Items from a data source
::::

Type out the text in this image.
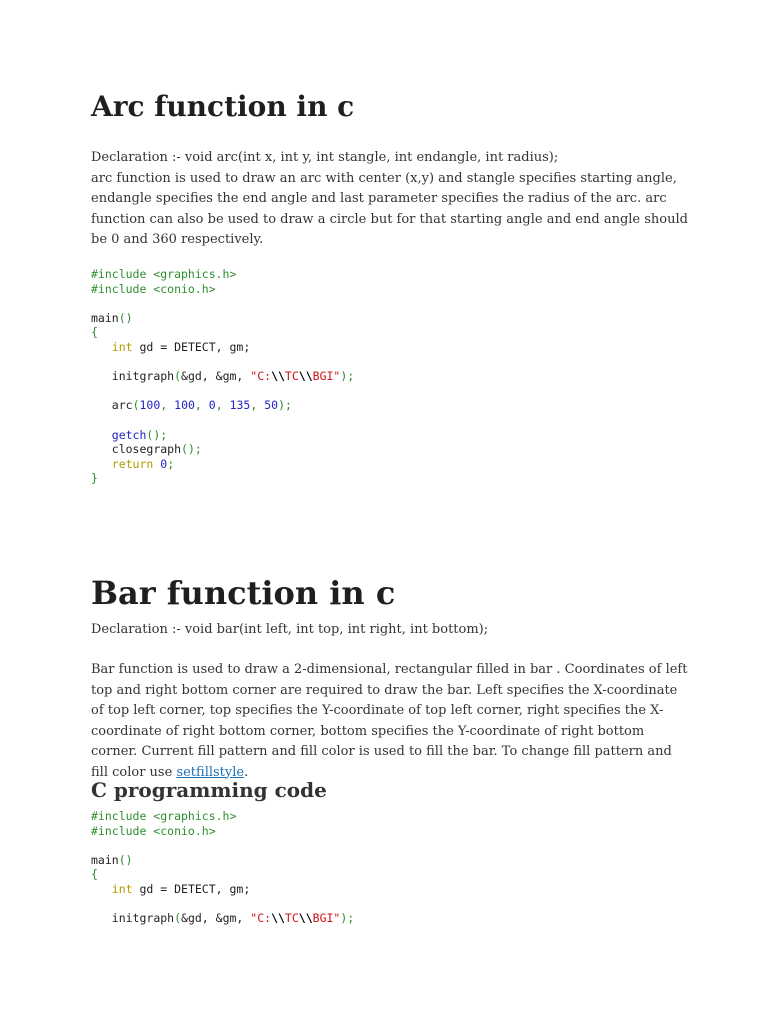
Arc function in c

Declaration :- void arc(int x, int y, int stangle, int endangle, int radius);

arc function is used to draw an arc with center (x,y) and stangle specifies starting angle, endangle specifies the end angle and last parameter specifies the radius of the arc. arc function can also be used to draw a circle but for that starting angle and end angle should be 0 and 360 respectively.

#include <graphics.h>
#include <conio.h>

main()
{
int gd = DETECT, gm;

initgraph(&gd, &gm, "C:\\TC\\BGI");

arc(100, 100, 0, 135, 50);

getch();
closegraph();
return 0;
}
Bar function in c

Declaration :- void bar(int left, int top, int right, int bottom);

Bar function is used to draw a 2-dimensional, rectangular filled in bar . Coordinates of left top and right bottom corner are required to draw the bar. Left specifies the X-coordinate of top left corner, top specifies the Y-coordinate of top left corner, right specifies the X-coordinate of right bottom corner, bottom specifies the Y-coordinate of right bottom corner. Current fill pattern and fill color is used to fill the bar. To change fill pattern and fill color use setfillstyle.

C programming code
#include <graphics.h>
#include <conio.h>

main()
{
int gd = DETECT, gm;

initgraph(&gd, &gm, "C:\\TC\\BGI");
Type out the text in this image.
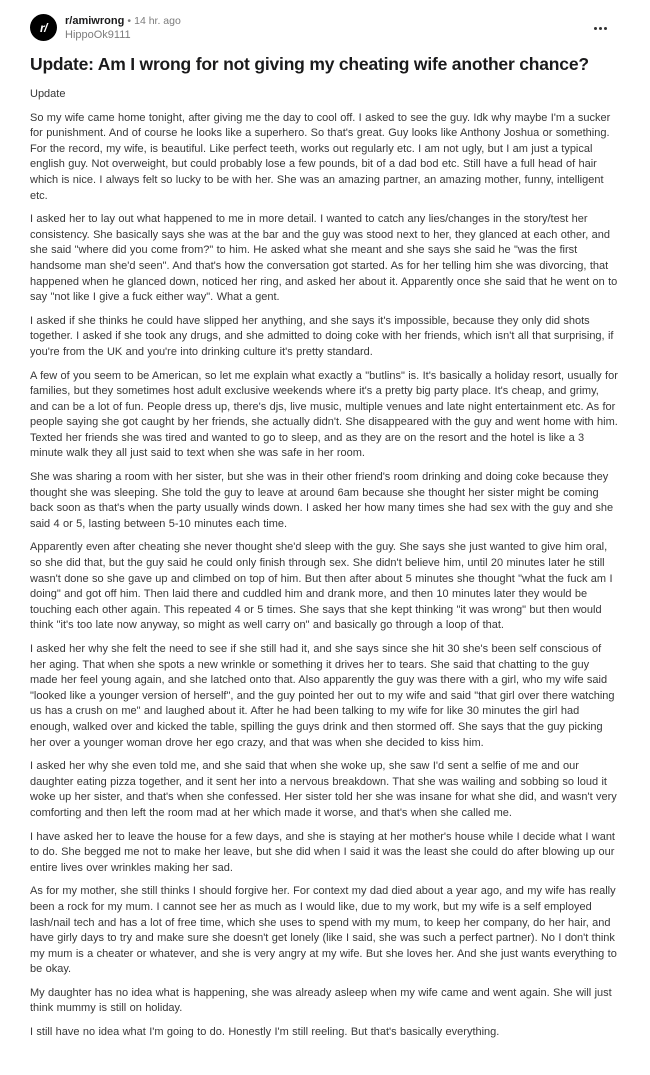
r/ r/amiwrong • 14 hr. ago
HippoOk9111
Update: Am I wrong for not giving my cheating wife another chance?

Update

So my wife came home tonight, after giving me the day to cool off. I asked to see the guy. Idk why maybe I'm a sucker for punishment. And of course he looks like a superhero. So that's great. Guy looks like Anthony Joshua or something. For the record, my wife, is beautiful. Like perfect teeth, works out regularly etc. I am not ugly, but I am just a typical english guy. Not overweight, but could probably lose a few pounds, bit of a dad bod etc. Still have a full head of hair which is nice. I always felt so lucky to be with her. She was an amazing partner, an amazing mother, funny, intelligent etc.

I asked her to lay out what happened to me in more detail. I wanted to catch any lies/changes in the story/test her consistency. She basically says she was at the bar and the guy was stood next to her, they glanced at each other, and she said "where did you come from?" to him. He asked what she meant and she says she said he "was the first handsome man she'd seen". And that's how the conversation got started. As for her telling him she was divorcing, that happened when he glanced down, noticed her ring, and asked her about it. Apparently once she said that he went on to say "not like I give a fuck either way". What a gent.

I asked if she thinks he could have slipped her anything, and she says it's impossible, because they only did shots together. I asked if she took any drugs, and she admitted to doing coke with her friends, which isn't all that surprising, if you're from the UK and you're into drinking culture it's pretty standard.

A few of you seem to be American, so let me explain what exactly a "butlins" is. It's basically a holiday resort, usually for families, but they sometimes host adult exclusive weekends where it's a pretty big party place. It's cheap, and grimy, and can be a lot of fun. People dress up, there's djs, live music, multiple venues and late night entertainment etc. As for people saying she got caught by her friends, she actually didn't. She disappeared with the guy and went home with him. Texted her friends she was tired and wanted to go to sleep, and as they are on the resort and the hotel is like a 3 minute walk they all just said to text when she was safe in her room.

She was sharing a room with her sister, but she was in their other friend's room drinking and doing coke because they thought she was sleeping. She told the guy to leave at around 6am because she thought her sister might be coming back soon as that's when the party usually winds down. I asked her how many times she had sex with the guy and she said 4 or 5, lasting between 5-10 minutes each time.

Apparently even after cheating she never thought she'd sleep with the guy. She says she just wanted to give him oral, so she did that, but the guy said he could only finish through sex. She didn't believe him, until 20 minutes later he still wasn't done so she gave up and climbed on top of him. But then after about 5 minutes she thought "what the fuck am I doing" and got off him. Then laid there and cuddled him and drank more, and then 10 minutes later they would be touching each other again. This repeated 4 or 5 times. She says that she kept thinking "it was wrong" but then would think "it's too late now anyway, so might as well carry on" and basically go through a loop of that.

I asked her why she felt the need to see if she still had it, and she says since she hit 30 she's been self conscious of her aging. That when she spots a new wrinkle or something it drives her to tears. She said that chatting to the guy made her feel young again, and she latched onto that. Also apparently the guy was there with a girl, who my wife said "looked like a younger version of herself", and the guy pointed her out to my wife and said "that girl over there watching us has a crush on me" and laughed about it. After he had been talking to my wife for like 30 minutes the girl had enough, walked over and kicked the table, spilling the guys drink and then stormed off. She says that the guy picking her over a younger woman drove her ego crazy, and that was when she decided to kiss him.

I asked her why she even told me, and she said that when she woke up, she saw I'd sent a selfie of me and our daughter eating pizza together, and it sent her into a nervous breakdown. That she was wailing and sobbing so loud it woke up her sister, and that's when she confessed. Her sister told her she was insane for what she did, and wasn't very comforting and then left the room mad at her which made it worse, and that's when she called me.

I have asked her to leave the house for a few days, and she is staying at her mother's house while I decide what I want to do. She begged me not to make her leave, but she did when I said it was the least she could do after blowing up our entire lives over wrinkles making her sad.

As for my mother, she still thinks I should forgive her. For context my dad died about a year ago, and my wife has really been a rock for my mum. I cannot see her as much as I would like, due to my work, but my wife is a self employed lash/nail tech and has a lot of free time, which she uses to spend with my mum, to keep her company, do her hair, and have girly days to try and make sure she doesn't get lonely (like I said, she was such a perfect partner). No I don't think my mum is a cheater or whatever, and she is very angry at my wife. But she loves her. And she just wants everything to be okay.

My daughter has no idea what is happening, she was already asleep when my wife came and went again. She will just think mummy is still on holiday.

I still have no idea what I'm going to do. Honestly I'm still reeling. But that's basically everything.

::::

Collect, from the material above, every line containing the word "idea".

My daughter has no idea what is happening, she was already asleep when my wife came and went again. She will just think mummy is still on holiday.
I still have no idea what I'm going to do. Honestly I'm still reeling. But that's basically everything.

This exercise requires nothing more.